• RECORD SET
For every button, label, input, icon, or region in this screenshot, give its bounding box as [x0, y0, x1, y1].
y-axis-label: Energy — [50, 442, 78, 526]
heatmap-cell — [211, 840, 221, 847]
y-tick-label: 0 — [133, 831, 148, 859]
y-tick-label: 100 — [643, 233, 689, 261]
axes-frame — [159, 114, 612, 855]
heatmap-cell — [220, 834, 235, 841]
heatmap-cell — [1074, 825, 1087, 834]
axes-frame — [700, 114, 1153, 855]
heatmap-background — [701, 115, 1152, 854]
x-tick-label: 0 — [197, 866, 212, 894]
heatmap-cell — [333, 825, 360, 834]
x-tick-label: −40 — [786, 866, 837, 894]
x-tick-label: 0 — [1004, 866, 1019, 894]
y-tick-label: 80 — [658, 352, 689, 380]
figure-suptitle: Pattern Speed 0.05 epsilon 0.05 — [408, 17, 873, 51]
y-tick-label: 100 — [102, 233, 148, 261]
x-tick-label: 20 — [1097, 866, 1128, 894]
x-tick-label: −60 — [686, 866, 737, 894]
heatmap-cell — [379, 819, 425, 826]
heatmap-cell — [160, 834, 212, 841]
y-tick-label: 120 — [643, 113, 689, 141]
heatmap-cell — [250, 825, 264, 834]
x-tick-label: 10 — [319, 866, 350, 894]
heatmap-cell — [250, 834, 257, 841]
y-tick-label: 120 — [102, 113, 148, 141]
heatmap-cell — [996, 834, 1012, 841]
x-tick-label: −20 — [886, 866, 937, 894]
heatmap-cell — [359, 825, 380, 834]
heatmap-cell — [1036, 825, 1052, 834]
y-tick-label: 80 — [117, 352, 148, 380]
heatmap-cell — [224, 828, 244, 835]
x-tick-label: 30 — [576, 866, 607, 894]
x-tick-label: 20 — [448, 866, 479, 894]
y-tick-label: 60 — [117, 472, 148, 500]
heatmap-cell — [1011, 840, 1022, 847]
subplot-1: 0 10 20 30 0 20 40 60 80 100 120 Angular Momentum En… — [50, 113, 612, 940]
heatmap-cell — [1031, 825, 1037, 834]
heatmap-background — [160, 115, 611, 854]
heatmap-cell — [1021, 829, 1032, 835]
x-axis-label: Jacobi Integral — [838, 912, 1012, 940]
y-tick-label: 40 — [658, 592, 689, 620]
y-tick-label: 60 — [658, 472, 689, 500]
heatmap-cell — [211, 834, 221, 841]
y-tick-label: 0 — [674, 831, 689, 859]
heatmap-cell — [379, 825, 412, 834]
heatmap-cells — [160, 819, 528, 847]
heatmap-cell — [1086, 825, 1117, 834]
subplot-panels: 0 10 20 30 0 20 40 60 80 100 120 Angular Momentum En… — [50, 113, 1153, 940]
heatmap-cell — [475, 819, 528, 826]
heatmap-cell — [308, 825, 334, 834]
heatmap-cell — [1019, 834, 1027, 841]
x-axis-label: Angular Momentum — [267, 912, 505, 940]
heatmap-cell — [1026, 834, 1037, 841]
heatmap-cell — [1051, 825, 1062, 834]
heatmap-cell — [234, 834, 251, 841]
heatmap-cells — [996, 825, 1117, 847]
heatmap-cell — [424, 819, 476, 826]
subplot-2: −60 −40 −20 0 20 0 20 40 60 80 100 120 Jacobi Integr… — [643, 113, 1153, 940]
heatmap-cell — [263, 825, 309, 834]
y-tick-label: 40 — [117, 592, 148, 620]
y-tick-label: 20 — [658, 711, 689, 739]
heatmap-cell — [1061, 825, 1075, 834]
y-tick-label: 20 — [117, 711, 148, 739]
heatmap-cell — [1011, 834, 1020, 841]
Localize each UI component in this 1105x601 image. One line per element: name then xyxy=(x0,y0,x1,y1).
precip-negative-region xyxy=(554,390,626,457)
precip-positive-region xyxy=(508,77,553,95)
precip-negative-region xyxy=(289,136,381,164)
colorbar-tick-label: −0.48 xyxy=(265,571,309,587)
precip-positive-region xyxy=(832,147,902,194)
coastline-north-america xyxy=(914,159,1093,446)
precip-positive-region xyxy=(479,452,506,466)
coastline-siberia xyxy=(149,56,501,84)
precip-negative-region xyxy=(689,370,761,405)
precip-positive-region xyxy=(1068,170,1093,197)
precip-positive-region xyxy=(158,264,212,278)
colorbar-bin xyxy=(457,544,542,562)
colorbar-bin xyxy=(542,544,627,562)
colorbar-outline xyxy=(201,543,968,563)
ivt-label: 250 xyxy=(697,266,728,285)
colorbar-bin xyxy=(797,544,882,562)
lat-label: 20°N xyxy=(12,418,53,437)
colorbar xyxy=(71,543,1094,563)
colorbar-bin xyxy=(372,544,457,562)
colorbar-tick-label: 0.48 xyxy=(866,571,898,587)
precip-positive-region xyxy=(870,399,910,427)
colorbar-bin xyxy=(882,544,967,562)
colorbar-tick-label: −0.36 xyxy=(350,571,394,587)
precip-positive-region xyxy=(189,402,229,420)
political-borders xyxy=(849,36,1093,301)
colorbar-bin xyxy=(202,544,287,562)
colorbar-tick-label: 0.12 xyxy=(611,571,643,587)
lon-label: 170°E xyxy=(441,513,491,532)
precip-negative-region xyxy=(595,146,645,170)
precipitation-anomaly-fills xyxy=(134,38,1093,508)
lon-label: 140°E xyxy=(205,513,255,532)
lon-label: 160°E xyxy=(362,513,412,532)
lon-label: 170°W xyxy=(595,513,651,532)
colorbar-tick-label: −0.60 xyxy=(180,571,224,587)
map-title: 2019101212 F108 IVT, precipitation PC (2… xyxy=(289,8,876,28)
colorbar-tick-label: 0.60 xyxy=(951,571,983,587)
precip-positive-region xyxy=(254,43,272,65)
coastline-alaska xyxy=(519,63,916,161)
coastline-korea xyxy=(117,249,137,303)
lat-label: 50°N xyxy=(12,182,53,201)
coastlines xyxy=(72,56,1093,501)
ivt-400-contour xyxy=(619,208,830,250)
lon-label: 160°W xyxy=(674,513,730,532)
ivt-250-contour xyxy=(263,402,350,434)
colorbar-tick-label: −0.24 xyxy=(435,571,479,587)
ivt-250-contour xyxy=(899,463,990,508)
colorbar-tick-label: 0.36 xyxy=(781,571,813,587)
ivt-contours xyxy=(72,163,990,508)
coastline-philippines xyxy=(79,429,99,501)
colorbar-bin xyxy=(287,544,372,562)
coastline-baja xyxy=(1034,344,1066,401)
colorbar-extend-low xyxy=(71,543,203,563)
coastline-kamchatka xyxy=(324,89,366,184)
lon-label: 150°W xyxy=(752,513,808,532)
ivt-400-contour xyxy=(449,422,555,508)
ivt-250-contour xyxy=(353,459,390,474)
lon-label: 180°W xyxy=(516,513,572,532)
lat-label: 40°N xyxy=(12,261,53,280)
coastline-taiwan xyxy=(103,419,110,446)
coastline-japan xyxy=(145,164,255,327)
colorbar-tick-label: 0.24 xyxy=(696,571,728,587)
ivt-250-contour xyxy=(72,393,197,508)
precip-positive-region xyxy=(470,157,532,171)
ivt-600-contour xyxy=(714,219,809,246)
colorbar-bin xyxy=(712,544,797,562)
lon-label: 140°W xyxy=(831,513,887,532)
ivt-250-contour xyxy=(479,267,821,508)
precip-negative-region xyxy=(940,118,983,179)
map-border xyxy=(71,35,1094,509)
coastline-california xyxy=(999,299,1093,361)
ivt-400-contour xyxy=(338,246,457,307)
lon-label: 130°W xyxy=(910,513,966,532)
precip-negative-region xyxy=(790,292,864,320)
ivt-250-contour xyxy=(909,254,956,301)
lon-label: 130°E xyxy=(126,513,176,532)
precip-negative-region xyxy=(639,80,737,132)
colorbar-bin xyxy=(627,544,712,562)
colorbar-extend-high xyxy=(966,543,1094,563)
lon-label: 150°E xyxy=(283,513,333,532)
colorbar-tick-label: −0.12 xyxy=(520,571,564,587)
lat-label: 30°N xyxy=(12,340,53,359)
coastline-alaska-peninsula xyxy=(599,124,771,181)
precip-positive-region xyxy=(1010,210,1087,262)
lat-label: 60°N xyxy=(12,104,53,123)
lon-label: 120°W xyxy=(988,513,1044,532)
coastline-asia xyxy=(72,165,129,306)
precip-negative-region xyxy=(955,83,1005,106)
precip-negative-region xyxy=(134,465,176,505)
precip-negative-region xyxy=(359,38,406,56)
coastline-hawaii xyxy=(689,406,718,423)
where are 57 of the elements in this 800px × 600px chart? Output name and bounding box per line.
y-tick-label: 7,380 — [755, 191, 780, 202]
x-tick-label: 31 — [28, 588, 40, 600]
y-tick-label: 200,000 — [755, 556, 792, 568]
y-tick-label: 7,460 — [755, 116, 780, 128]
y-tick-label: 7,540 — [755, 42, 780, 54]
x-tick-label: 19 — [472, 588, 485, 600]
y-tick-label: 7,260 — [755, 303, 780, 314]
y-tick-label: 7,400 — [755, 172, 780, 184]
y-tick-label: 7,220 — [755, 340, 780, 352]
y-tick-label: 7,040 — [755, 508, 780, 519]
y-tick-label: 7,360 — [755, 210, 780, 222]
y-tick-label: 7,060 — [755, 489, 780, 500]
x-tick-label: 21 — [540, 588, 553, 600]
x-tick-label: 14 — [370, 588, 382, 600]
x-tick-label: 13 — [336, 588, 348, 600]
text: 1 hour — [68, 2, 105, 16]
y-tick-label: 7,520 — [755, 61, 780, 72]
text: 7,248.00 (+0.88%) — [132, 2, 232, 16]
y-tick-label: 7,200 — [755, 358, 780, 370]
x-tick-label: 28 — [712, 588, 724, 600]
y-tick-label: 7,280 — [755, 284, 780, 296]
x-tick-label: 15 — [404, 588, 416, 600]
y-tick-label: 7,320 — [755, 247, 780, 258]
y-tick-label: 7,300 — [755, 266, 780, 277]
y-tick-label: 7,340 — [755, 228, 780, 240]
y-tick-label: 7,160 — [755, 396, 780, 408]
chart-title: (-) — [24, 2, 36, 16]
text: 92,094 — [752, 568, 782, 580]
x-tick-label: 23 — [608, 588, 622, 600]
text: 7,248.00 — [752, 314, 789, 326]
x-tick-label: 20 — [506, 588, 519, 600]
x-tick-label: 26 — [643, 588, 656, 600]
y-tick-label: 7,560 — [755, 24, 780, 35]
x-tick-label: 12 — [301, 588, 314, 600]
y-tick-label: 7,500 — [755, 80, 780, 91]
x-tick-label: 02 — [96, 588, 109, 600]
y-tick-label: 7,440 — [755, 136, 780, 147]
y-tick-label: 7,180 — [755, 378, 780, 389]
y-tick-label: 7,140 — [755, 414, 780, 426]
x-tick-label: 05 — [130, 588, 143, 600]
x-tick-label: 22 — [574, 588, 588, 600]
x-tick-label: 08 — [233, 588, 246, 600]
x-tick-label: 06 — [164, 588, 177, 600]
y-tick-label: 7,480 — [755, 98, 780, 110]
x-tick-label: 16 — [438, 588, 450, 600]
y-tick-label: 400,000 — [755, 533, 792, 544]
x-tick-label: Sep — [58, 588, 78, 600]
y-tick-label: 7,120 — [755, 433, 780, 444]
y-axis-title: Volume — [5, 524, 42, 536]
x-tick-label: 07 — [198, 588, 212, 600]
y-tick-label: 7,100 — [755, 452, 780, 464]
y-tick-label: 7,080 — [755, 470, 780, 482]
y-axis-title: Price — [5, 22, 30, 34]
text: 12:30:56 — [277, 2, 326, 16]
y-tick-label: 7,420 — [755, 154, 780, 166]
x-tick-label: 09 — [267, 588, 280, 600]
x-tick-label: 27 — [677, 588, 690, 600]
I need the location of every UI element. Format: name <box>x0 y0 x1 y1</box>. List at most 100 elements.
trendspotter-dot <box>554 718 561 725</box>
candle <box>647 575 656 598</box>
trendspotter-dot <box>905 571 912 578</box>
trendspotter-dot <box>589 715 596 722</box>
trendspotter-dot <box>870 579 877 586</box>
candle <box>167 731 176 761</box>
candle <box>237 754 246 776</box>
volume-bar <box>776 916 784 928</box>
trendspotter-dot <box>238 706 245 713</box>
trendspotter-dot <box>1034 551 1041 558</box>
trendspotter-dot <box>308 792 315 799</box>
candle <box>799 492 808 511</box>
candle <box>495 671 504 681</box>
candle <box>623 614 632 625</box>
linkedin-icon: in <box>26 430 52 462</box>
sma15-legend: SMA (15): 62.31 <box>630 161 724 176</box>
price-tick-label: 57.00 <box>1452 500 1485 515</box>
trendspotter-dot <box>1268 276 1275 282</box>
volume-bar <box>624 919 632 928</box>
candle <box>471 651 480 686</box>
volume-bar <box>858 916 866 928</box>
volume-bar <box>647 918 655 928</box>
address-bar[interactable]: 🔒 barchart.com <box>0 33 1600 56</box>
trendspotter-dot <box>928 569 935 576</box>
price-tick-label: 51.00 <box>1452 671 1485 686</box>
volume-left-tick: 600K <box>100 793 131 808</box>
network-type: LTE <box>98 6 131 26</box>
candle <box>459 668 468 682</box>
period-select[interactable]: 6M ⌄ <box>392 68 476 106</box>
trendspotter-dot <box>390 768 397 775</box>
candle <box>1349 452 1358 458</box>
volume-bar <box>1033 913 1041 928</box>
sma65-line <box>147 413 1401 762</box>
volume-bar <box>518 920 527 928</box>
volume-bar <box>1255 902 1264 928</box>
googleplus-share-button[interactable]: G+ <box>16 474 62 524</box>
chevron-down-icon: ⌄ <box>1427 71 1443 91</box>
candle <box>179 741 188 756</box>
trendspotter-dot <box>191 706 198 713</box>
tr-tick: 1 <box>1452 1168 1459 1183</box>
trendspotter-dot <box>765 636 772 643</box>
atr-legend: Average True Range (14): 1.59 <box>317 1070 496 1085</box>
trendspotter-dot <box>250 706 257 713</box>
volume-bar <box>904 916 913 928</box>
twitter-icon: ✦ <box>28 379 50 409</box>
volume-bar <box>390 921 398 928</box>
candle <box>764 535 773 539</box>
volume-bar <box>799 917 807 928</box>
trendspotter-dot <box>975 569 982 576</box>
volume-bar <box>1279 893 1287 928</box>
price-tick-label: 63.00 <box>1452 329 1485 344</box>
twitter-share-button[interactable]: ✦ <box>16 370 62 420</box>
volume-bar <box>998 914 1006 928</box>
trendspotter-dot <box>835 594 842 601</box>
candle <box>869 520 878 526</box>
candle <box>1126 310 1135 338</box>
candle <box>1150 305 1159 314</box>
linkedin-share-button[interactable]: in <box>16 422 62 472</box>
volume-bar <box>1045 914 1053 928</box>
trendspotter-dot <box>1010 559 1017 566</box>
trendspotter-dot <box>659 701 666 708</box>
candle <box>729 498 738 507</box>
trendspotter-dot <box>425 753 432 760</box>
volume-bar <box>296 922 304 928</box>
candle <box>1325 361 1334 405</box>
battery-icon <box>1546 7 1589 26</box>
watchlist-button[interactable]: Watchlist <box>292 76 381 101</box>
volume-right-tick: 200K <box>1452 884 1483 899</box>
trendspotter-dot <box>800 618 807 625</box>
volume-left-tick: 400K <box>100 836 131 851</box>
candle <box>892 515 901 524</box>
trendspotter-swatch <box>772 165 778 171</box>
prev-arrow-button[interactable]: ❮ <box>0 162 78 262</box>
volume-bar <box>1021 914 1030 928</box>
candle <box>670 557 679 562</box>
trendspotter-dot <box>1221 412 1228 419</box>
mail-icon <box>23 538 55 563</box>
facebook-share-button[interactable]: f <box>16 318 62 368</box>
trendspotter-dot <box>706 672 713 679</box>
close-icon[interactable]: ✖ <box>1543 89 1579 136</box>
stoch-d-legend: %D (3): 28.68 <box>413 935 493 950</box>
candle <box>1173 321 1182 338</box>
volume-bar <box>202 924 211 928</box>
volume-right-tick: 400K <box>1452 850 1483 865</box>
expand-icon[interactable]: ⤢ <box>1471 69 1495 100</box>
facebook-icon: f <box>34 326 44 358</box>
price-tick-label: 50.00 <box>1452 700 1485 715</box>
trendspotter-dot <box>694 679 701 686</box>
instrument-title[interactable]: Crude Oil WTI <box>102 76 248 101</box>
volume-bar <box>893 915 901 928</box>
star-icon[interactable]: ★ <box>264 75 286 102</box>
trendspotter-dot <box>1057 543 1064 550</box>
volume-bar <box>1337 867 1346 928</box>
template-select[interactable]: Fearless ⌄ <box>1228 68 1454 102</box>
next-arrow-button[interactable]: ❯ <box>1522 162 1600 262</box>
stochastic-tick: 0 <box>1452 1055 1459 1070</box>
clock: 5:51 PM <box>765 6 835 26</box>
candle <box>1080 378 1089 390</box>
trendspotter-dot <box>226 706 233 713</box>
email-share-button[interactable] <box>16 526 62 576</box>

• PROBLEM DESCRIPTION
Please reproduce the material above verbatim, from its first line through the line holding "axes-frame — [700, 114, 1153, 855]", both included, and nothing more.

• REPLY
For every button, label, input, icon, or region in this screenshot, give its bounding box as [x0, y0, x1, y1].
y-axis-label: Energy — [50, 442, 78, 526]
heatmap-cell — [211, 840, 221, 847]
y-tick-label: 0 — [133, 831, 148, 859]
y-tick-label: 100 — [643, 233, 689, 261]
axes-frame — [159, 114, 612, 855]
heatmap-cell — [220, 834, 235, 841]
heatmap-cell — [1074, 825, 1087, 834]
axes-frame — [700, 114, 1153, 855]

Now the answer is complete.